- _WRITTEN EXERCISE_
The records below must be retyped exactly.

- _MATERIAL SUPPLIED_
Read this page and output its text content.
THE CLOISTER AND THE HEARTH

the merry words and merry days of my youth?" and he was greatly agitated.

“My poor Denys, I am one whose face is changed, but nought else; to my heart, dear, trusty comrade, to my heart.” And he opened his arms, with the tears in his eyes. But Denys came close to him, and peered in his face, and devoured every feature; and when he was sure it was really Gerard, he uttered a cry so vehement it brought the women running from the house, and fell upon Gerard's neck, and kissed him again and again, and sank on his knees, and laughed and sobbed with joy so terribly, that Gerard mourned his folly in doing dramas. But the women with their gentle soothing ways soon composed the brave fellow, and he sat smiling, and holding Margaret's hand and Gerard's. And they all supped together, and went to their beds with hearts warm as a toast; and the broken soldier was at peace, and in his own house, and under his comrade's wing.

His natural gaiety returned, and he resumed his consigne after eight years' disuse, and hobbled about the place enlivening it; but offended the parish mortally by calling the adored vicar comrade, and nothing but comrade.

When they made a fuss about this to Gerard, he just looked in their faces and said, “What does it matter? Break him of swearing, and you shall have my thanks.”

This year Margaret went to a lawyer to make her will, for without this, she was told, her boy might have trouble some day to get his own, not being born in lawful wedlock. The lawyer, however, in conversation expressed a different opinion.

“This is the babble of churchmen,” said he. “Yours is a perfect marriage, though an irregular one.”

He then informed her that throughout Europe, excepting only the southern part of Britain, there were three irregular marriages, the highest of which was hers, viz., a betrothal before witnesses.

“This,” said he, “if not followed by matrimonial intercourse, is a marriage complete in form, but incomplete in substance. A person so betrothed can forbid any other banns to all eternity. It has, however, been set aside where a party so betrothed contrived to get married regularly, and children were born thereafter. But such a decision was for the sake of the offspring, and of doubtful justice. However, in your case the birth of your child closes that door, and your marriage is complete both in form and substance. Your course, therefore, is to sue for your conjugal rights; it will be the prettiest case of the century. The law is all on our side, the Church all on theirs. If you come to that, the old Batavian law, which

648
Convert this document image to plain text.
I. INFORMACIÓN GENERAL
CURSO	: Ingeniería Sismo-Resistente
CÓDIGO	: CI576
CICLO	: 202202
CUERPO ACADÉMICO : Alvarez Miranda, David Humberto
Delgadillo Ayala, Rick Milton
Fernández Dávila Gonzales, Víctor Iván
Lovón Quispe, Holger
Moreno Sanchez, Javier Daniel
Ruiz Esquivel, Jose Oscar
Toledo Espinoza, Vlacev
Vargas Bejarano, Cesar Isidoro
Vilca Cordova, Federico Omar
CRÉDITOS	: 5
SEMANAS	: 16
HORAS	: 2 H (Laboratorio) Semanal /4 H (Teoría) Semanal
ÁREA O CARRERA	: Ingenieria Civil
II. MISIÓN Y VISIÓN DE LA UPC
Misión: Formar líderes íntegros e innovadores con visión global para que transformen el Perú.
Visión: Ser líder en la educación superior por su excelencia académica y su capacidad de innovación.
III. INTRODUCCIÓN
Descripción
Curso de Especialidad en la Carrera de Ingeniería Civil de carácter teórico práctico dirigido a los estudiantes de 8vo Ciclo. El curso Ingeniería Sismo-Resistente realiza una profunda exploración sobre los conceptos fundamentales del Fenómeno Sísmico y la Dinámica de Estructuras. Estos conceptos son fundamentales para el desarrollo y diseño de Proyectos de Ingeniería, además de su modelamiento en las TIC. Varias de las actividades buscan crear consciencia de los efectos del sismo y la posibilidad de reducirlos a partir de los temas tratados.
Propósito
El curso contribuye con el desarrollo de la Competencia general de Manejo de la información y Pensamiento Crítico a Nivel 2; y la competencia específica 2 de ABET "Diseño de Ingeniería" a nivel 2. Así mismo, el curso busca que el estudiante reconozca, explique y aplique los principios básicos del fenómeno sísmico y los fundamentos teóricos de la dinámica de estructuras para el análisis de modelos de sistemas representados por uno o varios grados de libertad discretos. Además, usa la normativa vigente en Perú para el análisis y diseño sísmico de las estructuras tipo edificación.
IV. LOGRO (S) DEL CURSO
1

- _COMPLETE RESPONSE_
Read this page and output its text content.
THE CLOISTER AND THE HEARTH

the merry words and merry days of my youth?" and he was greatly agitated.

“My poor Denys, I am one whose face is changed, but nought else; to my heart, dear, trusty comrade, to my heart.” And he opened his arms, with the tears in his eyes. But Denys came close to him, and peered in his face, and devoured every feature; and when he was sure it was really Gerard, he uttered a cry so vehement it brought the women running from the house, and fell upon Gerard's neck, and kissed him again and again, and sank on his knees, and laughed and sobbed with joy so terribly, that Gerard mourned his folly in doing dramas. But the women with their gentle soothing ways soon composed the brave fellow, and he sat smiling, and holding Margaret's hand and Gerard's. And they all supped together, and went to their beds with hearts warm as a toast; and the broken soldier was at peace, and in his own house, and under his comrade's wing.

His natural gaiety returned, and he resumed his consigne after eight years' disuse, and hobbled about the place enlivening it; but offended the parish mortally by calling the adored vicar comrade, and nothing but comrade.

When they made a fuss about this to Gerard, he just looked in their faces and said, “What does it matter? Break him of swearing, and you shall have my thanks.”

This year Margaret went to a lawyer to make her will, for without this, she was told, her boy might have trouble some day to get his own, not being born in lawful wedlock. The lawyer, however, in conversation expressed a different opinion.

“This is the babble of churchmen,” said he. “Yours is a perfect marriage, though an irregular one.”

He then informed her that throughout Europe, excepting only the southern part of Britain, there were three irregular marriages, the highest of which was hers, viz., a betrothal before witnesses.

“This,” said he, “if not followed by matrimonial intercourse, is a marriage complete in form, but incomplete in substance. A person so betrothed can forbid any other banns to all eternity. It has, however, been set aside where a party so betrothed contrived to get married regularly, and children were born thereafter. But such a decision was for the sake of the offspring, and of doubtful justice. However, in your case the birth of your child closes that door, and your marriage is complete both in form and substance. Your course, therefore, is to sue for your conjugal rights; it will be the prettiest case of the century. The law is all on our side, the Church all on theirs. If you come to that, the old Batavian law, which

648
Convert this document image to plain text.
I. INFORMACIÓN GENERAL
CURSO	: Ingeniería Sismo-Resistente
CÓDIGO	: CI576
CICLO	: 202202
CUERPO ACADÉMICO : Alvarez Miranda, David Humberto
Delgadillo Ayala, Rick Milton
Fernández Dávila Gonzales, Víctor Iván
Lovón Quispe, Holger
Moreno Sanchez, Javier Daniel
Ruiz Esquivel, Jose Oscar
Toledo Espinoza, Vlacev
Vargas Bejarano, Cesar Isidoro
Vilca Cordova, Federico Omar
CRÉDITOS	: 5
SEMANAS	: 16
HORAS	: 2 H (Laboratorio) Semanal /4 H (Teoría) Semanal
ÁREA O CARRERA	: Ingenieria Civil
II. MISIÓN Y VISIÓN DE LA UPC
Misión: Formar líderes íntegros e innovadores con visión global para que transformen el Perú.
Visión: Ser líder en la educación superior por su excelencia académica y su capacidad de innovación.
III. INTRODUCCIÓN
Descripción
Curso de Especialidad en la Carrera de Ingeniería Civil de carácter teórico práctico dirigido a los estudiantes de 8vo Ciclo. El curso Ingeniería Sismo-Resistente realiza una profunda exploración sobre los conceptos fundamentales del Fenómeno Sísmico y la Dinámica de Estructuras. Estos conceptos son fundamentales para el desarrollo y diseño de Proyectos de Ingeniería, además de su modelamiento en las TIC. Varias de las actividades buscan crear consciencia de los efectos del sismo y la posibilidad de reducirlos a partir de los temas tratados.
Propósito
El curso contribuye con el desarrollo de la Competencia general de Manejo de la información y Pensamiento Crítico a Nivel 2; y la competencia específica 2 de ABET "Diseño de Ingeniería" a nivel 2. Así mismo, el curso busca que el estudiante reconozca, explique y aplique los principios básicos del fenómeno sísmico y los fundamentos teóricos de la dinámica de estructuras para el análisis de modelos de sistemas representados por uno o varios grados de libertad discretos. Además, usa la normativa vigente en Perú para el análisis y diseño sísmico de las estructuras tipo edificación.
IV. LOGRO (S) DEL CURSO
1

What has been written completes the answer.